» Task objective
Reply with only the number of lines that contain the string "sont".
+++++
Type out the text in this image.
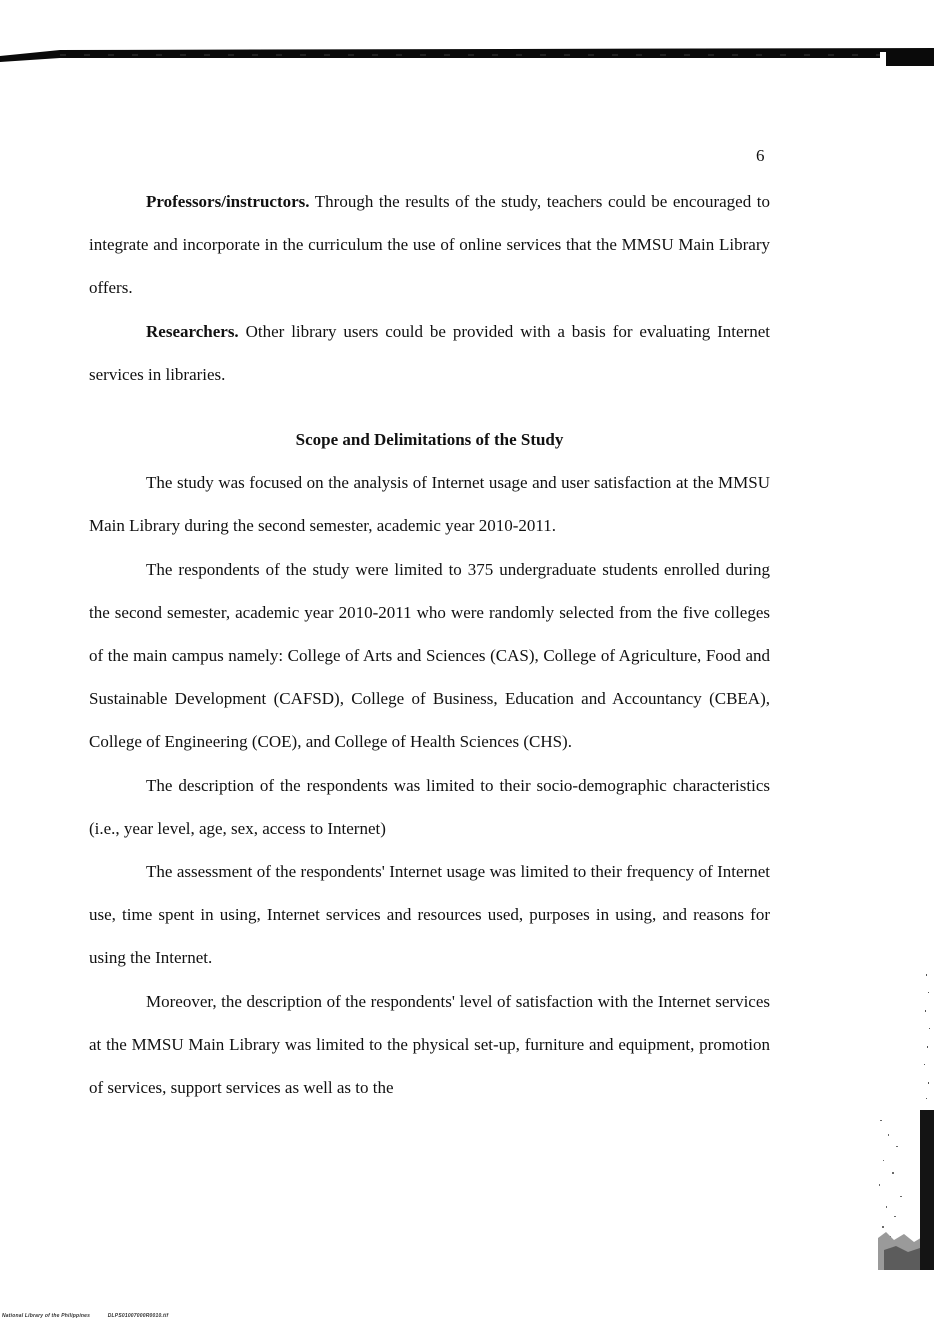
6

Professors/instructors. Through the results of the study, teachers could be encouraged to integrate and incorporate in the curriculum the use of online services that the MMSU Main Library offers.

Researchers. Other library users could be provided with a basis for evaluating Internet services in libraries.

Scope and Delimitations of the Study

The study was focused on the analysis of Internet usage and user satisfaction at the MMSU Main Library during the second semester, academic year 2010-2011.

The respondents of the study were limited to 375 undergraduate students enrolled during the second semester, academic year 2010-2011 who were randomly selected from the five colleges of the main campus namely: College of Arts and Sciences (CAS), College of Agriculture, Food and Sustainable Development (CAFSD), College of Business, Education and Accountancy (CBEA), College of Engineering (COE), and College of Health Sciences (CHS).

The description of the respondents was limited to their socio-demographic characteristics (i.e., year level, age, sex, access to Internet)

The assessment of the respondents' Internet usage was limited to their frequency of Internet use, time spent in using, Internet services and resources used, purposes in using, and reasons for using the Internet.

Moreover, the description of the respondents' level of satisfaction with the Internet services at the MMSU Main Library was limited to the physical set-up, furniture and equipment, promotion of services, support services as well as to the

National Library of the Philippines	DLPS01007000R0010.tif
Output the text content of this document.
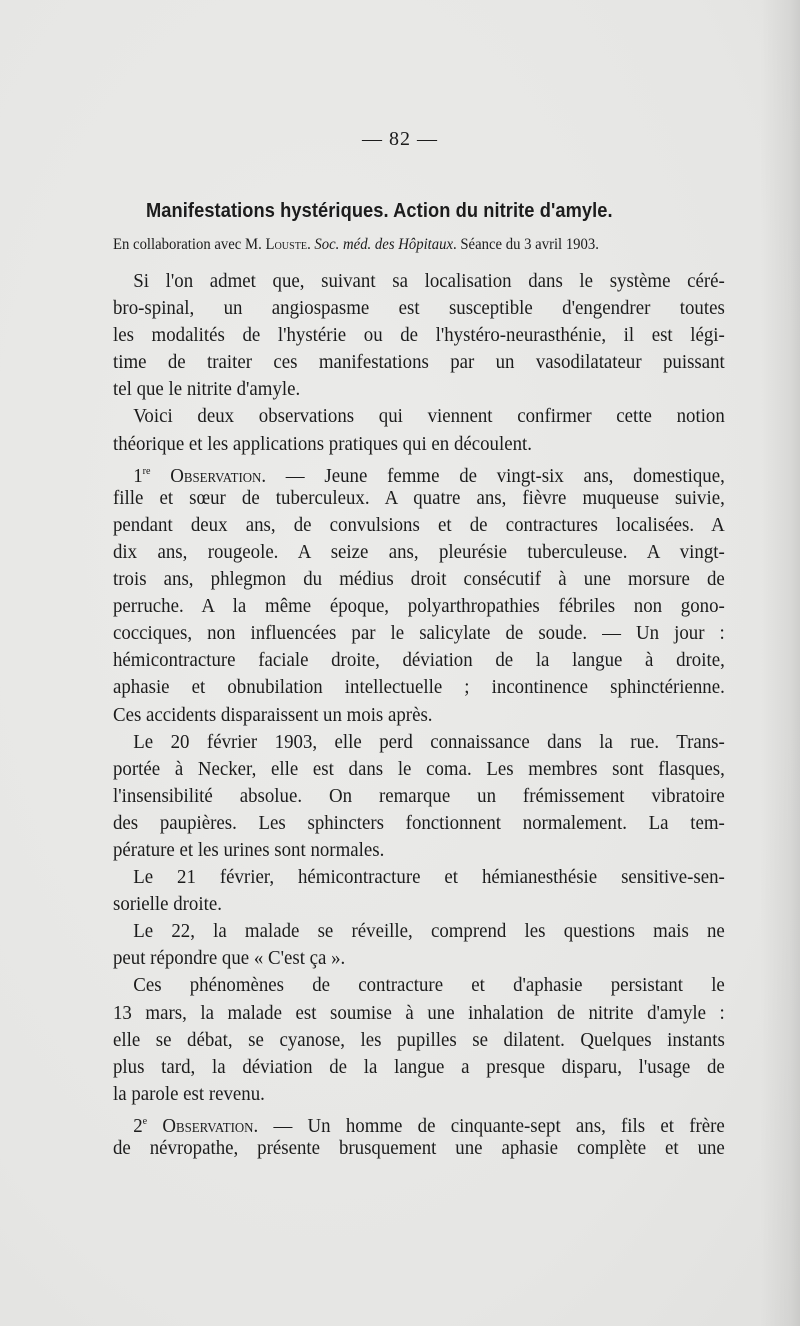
— 82 —
Manifestations hystériques. Action du nitrite d'amyle.
En collaboration avec M. Louste. Soc. méd. des Hôpitaux. Séance du 3 avril 1903.
Si l'on admet que, suivant sa localisation dans le système céré-
bro-spinal, un angiospasme est susceptible d'engendrer toutes
les modalités de l'hystérie ou de l'hystéro-neurasthénie, il est légi-
time de traiter ces manifestations par un vasodilatateur puissant
tel que le nitrite d'amyle.
Voici deux observations qui viennent confirmer cette notion
théorique et les applications pratiques qui en découlent.
1re Observation. — Jeune femme de vingt-six ans, domestique,
fille et sœur de tuberculeux. A quatre ans, fièvre muqueuse suivie,
pendant deux ans, de convulsions et de contractures localisées. A
dix ans, rougeole. A seize ans, pleurésie tuberculeuse. A vingt-
trois ans, phlegmon du médius droit consécutif à une morsure de
perruche. A la même époque, polyarthropathies fébriles non gono-
cocciques, non influencées par le salicylate de soude. — Un jour :
hémicontracture faciale droite, déviation de la langue à droite,
aphasie et obnubilation intellectuelle ; incontinence sphinctérienne.
Ces accidents disparaissent un mois après.
Le 20 février 1903, elle perd connaissance dans la rue. Trans-
portée à Necker, elle est dans le coma. Les membres sont flasques,
l'insensibilité absolue. On remarque un frémissement vibratoire
des paupières. Les sphincters fonctionnent normalement. La tem-
pérature et les urines sont normales.
Le 21 février, hémicontracture et hémianesthésie sensitive-sen-
sorielle droite.
Le 22, la malade se réveille, comprend les questions mais ne
peut répondre que « C'est ça ».
Ces phénomènes de contracture et d'aphasie persistant le
13 mars, la malade est soumise à une inhalation de nitrite d'amyle :
elle se débat, se cyanose, les pupilles se dilatent. Quelques instants
plus tard, la déviation de la langue a presque disparu, l'usage de
la parole est revenu.
2e Observation. — Un homme de cinquante-sept ans, fils et frère
de névropathe, présente brusquement une aphasie complète et une
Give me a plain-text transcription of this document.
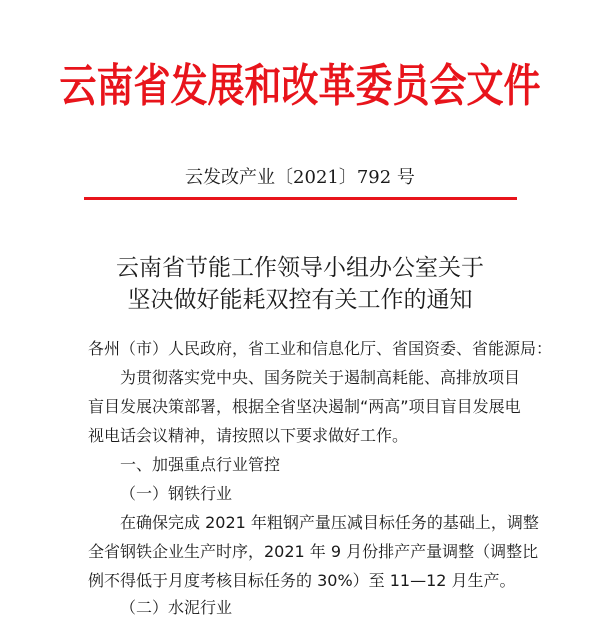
云南省发展和改革委员会文件
云发改产业〔2021〕792 号
云南省节能工作领导小组办公室关于
坚决做好能耗双控有关工作的通知
各州（市）人民政府，省工业和信息化厅、省国资委、省能源局：
为贯彻落实党中央、国务院关于遏制高耗能、高排放项目
盲目发展决策部署，根据全省坚决遏制“两高”项目盲目发展电
视电话会议精神，请按照以下要求做好工作。
一、加强重点行业管控
（一）钢铁行业
在确保完成 2021 年粗钢产量压减目标任务的基础上，调整
全省钢铁企业生产时序，2021 年 9 月份排产产量调整（调整比
例不得低于月度考核目标任务的 30%）至 11—12 月生产。
（二）水泥行业
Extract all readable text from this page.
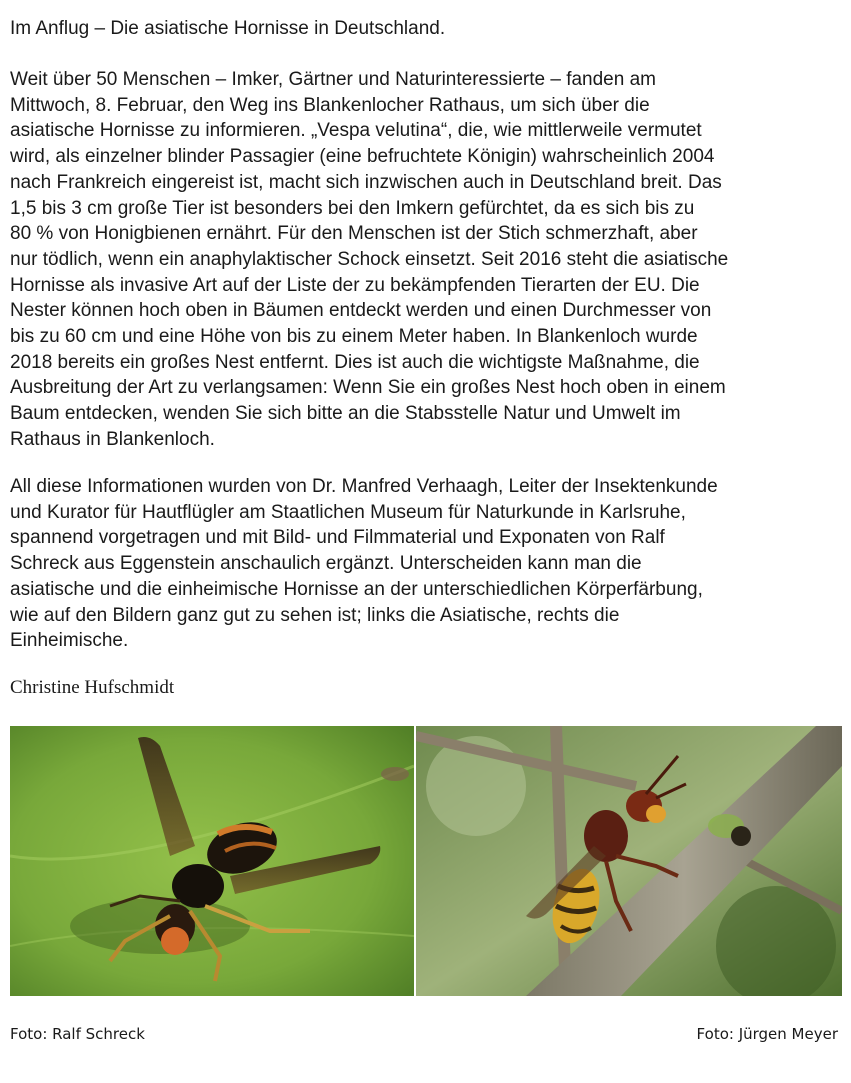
Im Anflug – Die asiatische Hornisse in Deutschland.
Weit über 50 Menschen – Imker, Gärtner und Naturinteressierte – fanden am
Mittwoch, 8. Februar, den Weg ins Blankenlocher Rathaus, um sich über die
asiatische Hornisse zu informieren. „Vespa velutina“, die, wie mittlerweile vermutet
wird, als einzelner blinder Passagier (eine befruchtete Königin) wahrscheinlich 2004
nach Frankreich eingereist ist, macht sich inzwischen auch in Deutschland breit. Das
1,5 bis 3 cm große Tier ist besonders bei den Imkern gefürchtet, da es sich bis zu
80 % von Honigbienen ernährt. Für den Menschen ist der Stich schmerzhaft, aber
nur tödlich, wenn ein anaphylaktischer Schock einsetzt. Seit 2016 steht die asiatische
Hornisse als invasive Art auf der Liste der zu bekämpfenden Tierarten der EU. Die
Nester können hoch oben in Bäumen entdeckt werden und einen Durchmesser von
bis zu 60 cm und eine Höhe von bis zu einem Meter haben. In Blankenloch wurde
2018 bereits ein großes Nest entfernt. Dies ist auch die wichtigste Maßnahme, die
Ausbreitung der Art zu verlangsamen: Wenn Sie ein großes Nest hoch oben in einem
Baum entdecken, wenden Sie sich bitte an die Stabsstelle Natur und Umwelt im
Rathaus in Blankenloch.
All diese Informationen wurden von Dr. Manfred Verhaagh, Leiter der Insektenkunde
und Kurator für Hautflügler am Staatlichen Museum für Naturkunde in Karlsruhe,
spannend vorgetragen und mit Bild- und Filmmaterial und Exponaten von Ralf
Schreck aus Eggenstein anschaulich ergänzt. Unterscheiden kann man die
asiatische und die einheimische Hornisse an der unterschiedlichen Körperfärbung,
wie auf den Bildern ganz gut zu sehen ist; links die Asiatische, rechts die
Einheimische.
Christine Hufschmidt
Foto: Ralf Schreck	Foto: Jürgen Meyer
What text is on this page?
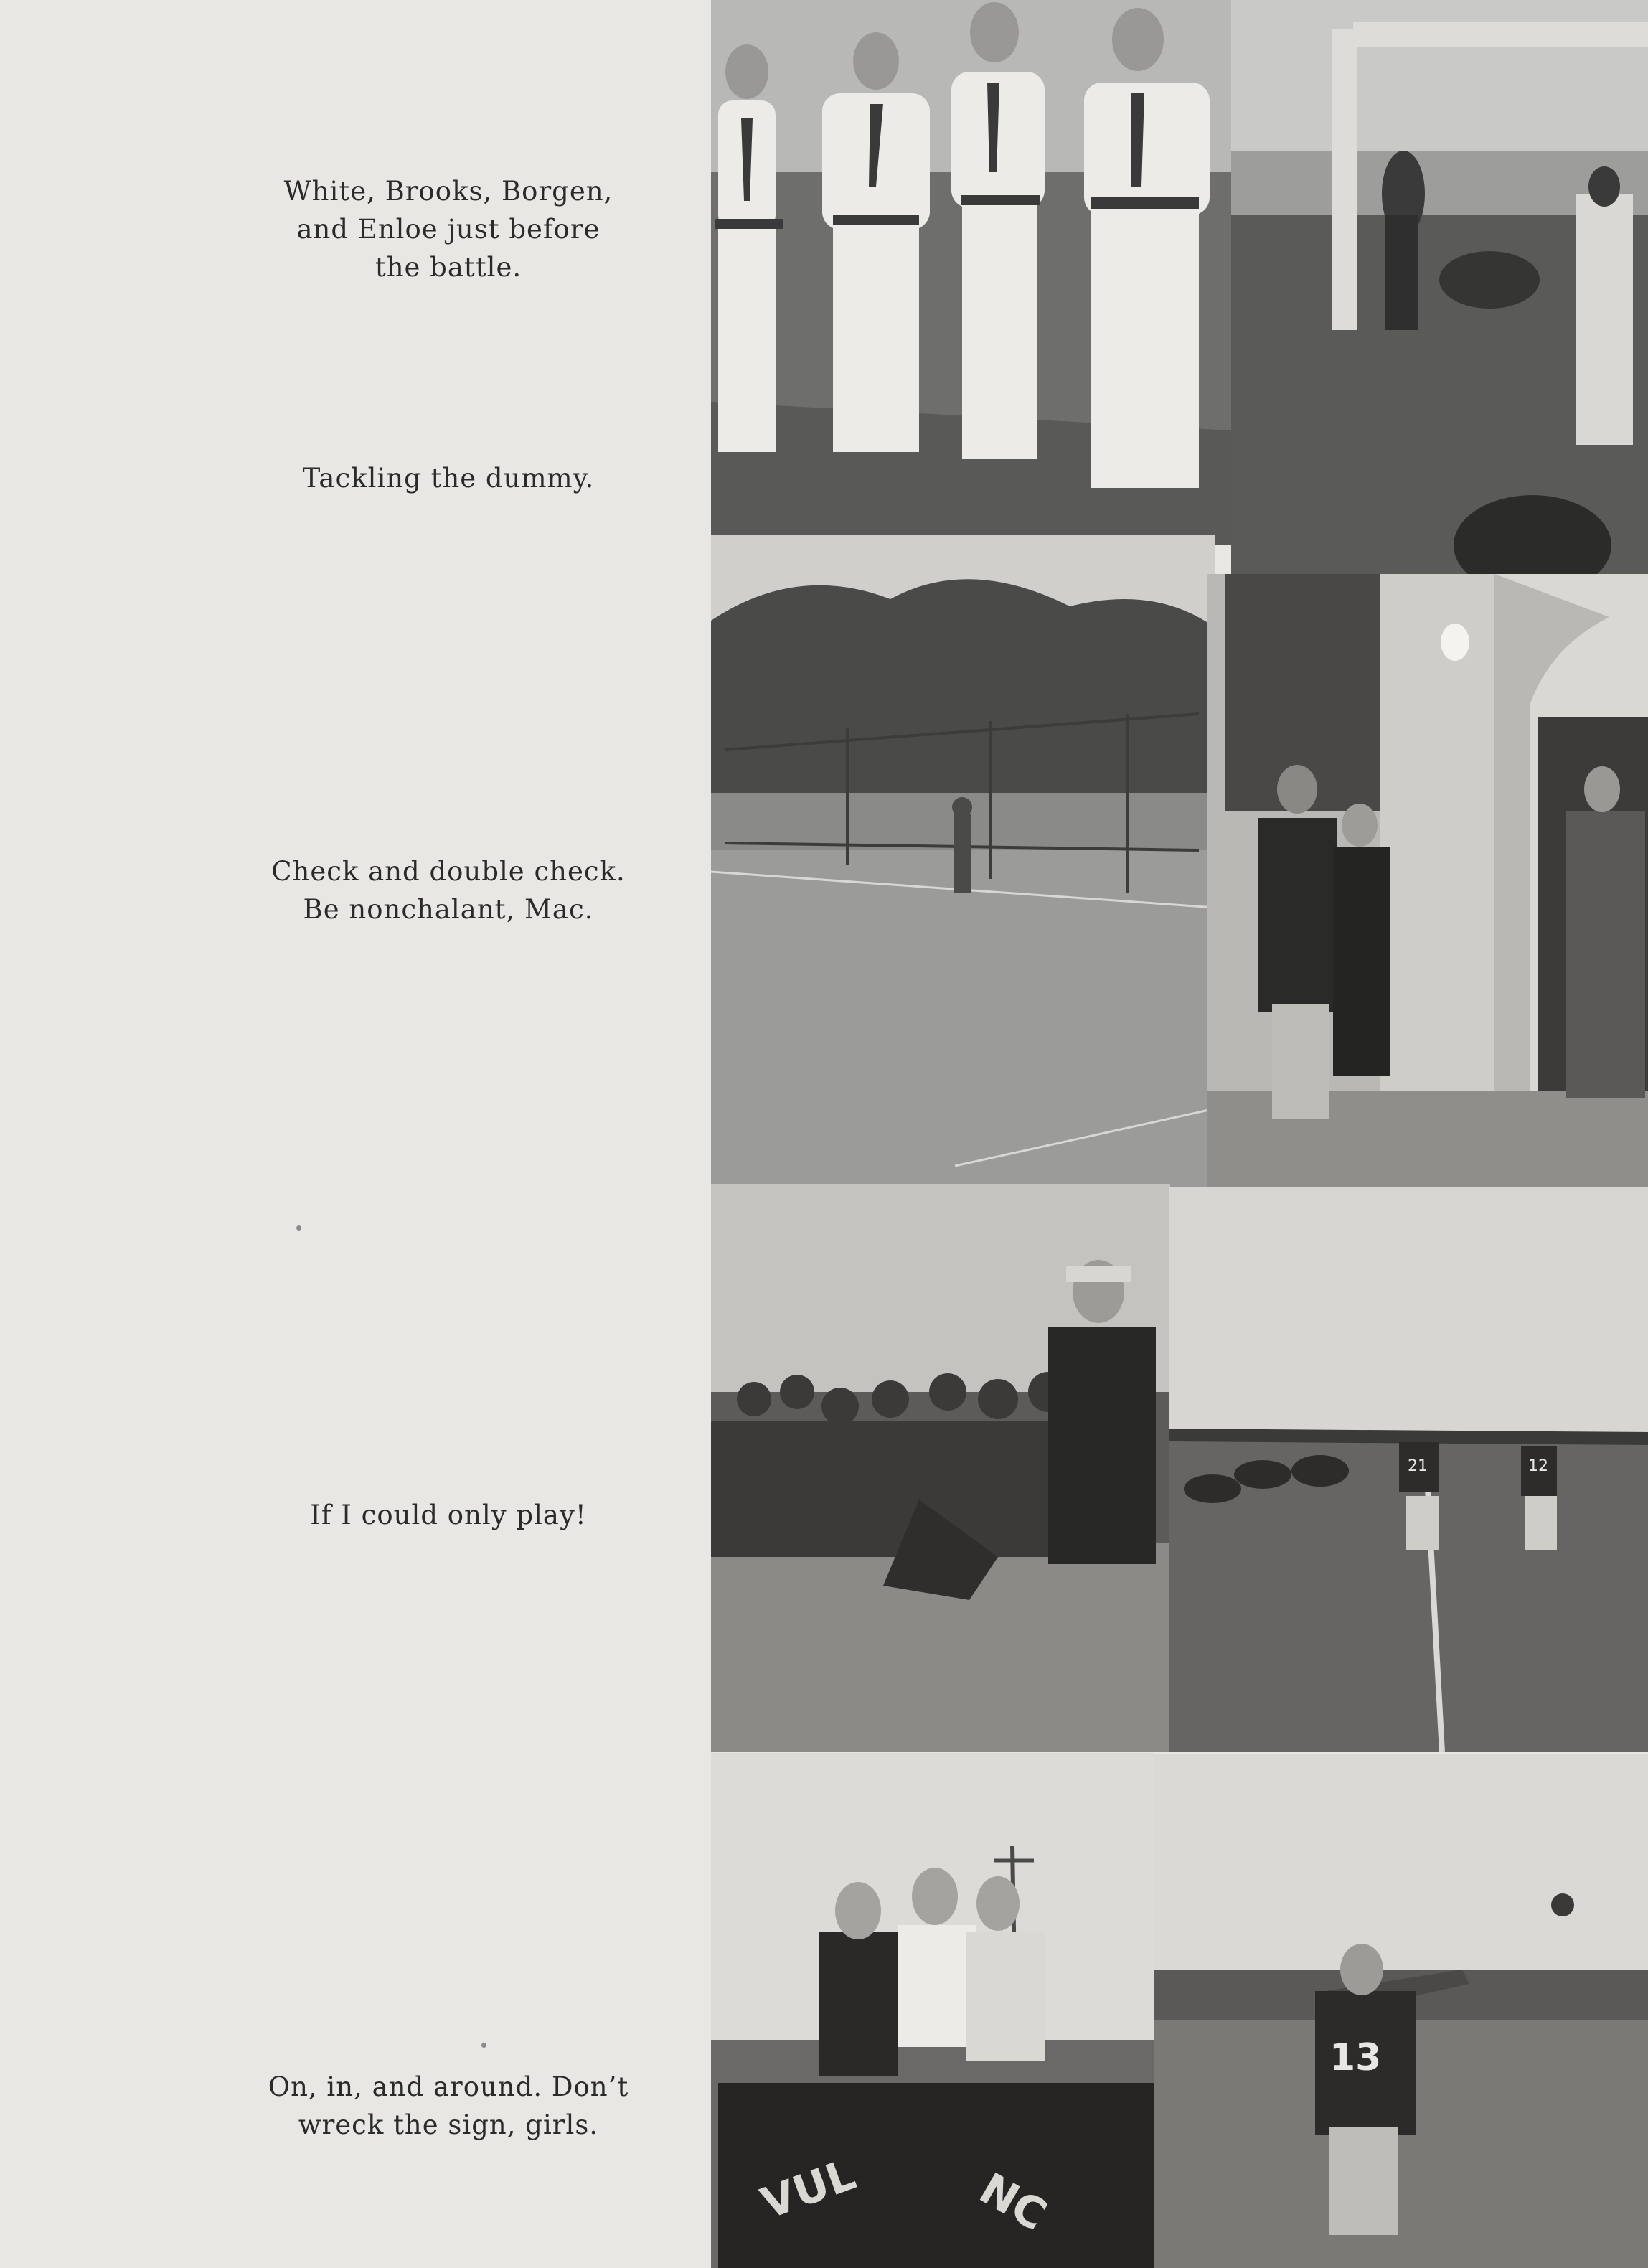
White, Brooks, Borgen,
and Enloe just before
the battle.
Tackling the dummy.
Check and double check.
Be nonchalant, Mac.
If I could only play!
On, in, and around. Don’t
wreck the sign, girls.
21	12
VUL	NC
13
+++++
» Answer below
2